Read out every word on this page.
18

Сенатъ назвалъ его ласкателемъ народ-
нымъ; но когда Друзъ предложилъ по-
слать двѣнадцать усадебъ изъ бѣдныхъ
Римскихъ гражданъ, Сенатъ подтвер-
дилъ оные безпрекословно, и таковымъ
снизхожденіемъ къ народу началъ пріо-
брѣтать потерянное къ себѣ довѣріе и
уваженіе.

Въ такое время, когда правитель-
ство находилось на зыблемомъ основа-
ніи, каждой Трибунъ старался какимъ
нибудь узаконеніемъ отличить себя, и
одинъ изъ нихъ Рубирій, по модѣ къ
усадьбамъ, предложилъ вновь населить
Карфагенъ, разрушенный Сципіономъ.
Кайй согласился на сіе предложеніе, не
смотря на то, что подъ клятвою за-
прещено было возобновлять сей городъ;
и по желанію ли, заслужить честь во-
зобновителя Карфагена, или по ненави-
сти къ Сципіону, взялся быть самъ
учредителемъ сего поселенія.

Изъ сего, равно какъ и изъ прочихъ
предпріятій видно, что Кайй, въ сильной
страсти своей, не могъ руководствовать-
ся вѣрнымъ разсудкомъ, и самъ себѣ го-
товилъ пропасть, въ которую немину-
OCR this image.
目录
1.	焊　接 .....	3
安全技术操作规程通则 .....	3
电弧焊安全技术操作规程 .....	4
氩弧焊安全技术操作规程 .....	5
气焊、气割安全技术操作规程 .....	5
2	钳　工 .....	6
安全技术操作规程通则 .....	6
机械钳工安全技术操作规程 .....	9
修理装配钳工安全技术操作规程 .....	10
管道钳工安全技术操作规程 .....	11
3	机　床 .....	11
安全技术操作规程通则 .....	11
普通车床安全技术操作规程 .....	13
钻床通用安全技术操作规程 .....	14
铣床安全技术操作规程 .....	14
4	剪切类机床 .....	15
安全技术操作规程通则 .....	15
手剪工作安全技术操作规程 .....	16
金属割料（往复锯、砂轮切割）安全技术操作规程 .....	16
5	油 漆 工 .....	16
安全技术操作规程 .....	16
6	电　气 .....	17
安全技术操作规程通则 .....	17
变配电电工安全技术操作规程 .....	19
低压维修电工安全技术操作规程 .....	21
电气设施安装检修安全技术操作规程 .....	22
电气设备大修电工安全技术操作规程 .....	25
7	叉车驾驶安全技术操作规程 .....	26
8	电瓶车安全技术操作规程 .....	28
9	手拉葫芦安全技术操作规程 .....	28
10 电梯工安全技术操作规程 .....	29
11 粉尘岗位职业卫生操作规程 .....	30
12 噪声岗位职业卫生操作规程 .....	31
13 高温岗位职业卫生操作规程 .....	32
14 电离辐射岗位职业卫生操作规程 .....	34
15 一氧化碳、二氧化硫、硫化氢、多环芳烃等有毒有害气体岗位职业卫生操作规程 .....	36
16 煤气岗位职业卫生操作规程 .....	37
▬▬▬
**WHAT THE EXERCISE ASKS:** Locate all lines that include the word "сего" and copy them out.

**WRITTEN SOLUTION:**
учредителемъ сего поселенія.
Изъ сего, равно какъ и изъ прочихъ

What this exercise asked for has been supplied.